- **Your task**: Of the lines below, how many hold the string "link"? Give only the number.

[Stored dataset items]
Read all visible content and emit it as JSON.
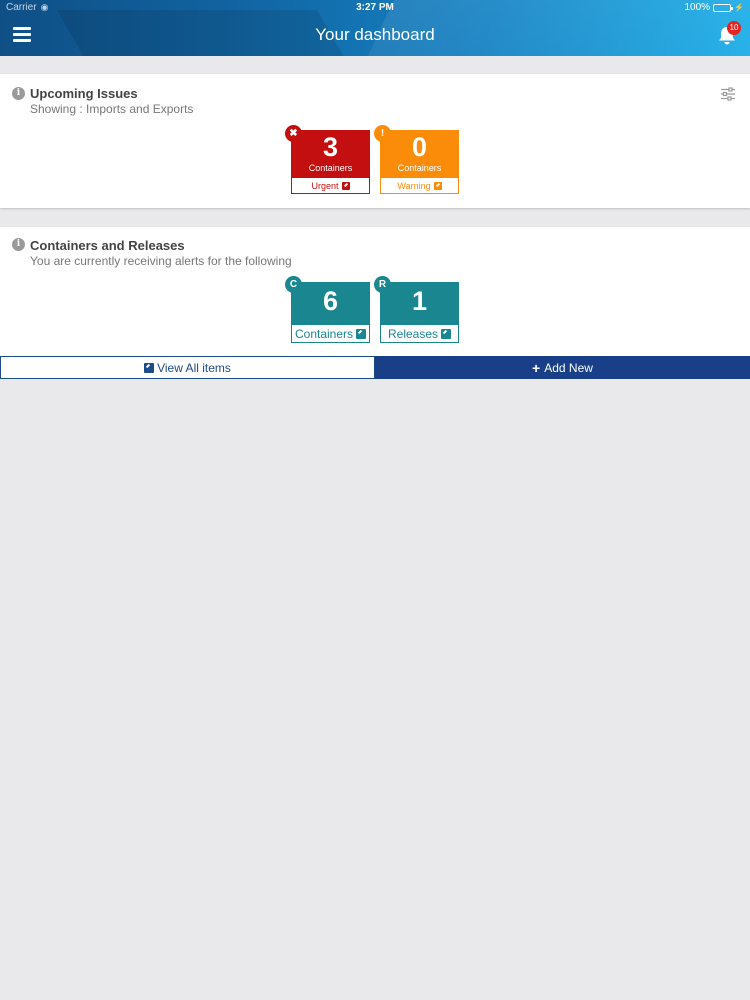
{
  "status_bar": {
    "carrier": "Carrier",
    "time": "3:27 PM",
    "battery": "100%"
  },
  "header": {
    "title": "Your dashboard",
    "notifications": "10"
  },
  "upcoming": {
    "title": "Upcoming Issues",
    "subtitle": "Showing : Imports and Exports",
    "tiles": [
      {
        "count": "3",
        "caption": "Containers",
        "link": "Urgent",
        "corner": "✖"
      },
      {
        "count": "0",
        "caption": "Containers",
        "link": "Warning",
        "corner": "!"
      }
    ]
  },
  "containers": {
    "title": "Containers and Releases",
    "subtitle": "You are currently receiving alerts for the following",
    "tiles": [
      {
        "count": "6",
        "link": "Containers",
        "corner": "C"
      },
      {
        "count": "1",
        "link": "Releases",
        "corner": "R"
      }
    ]
  },
  "actions": {
    "view_all": "View All items",
    "add_new": "Add New"
  },
  "colors": {
    "urgent": "#c30f0f",
    "warning": "#fa8c0a",
    "teal": "#1a8690",
    "navy": "#183f87"
  }
}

- **Task result**: 4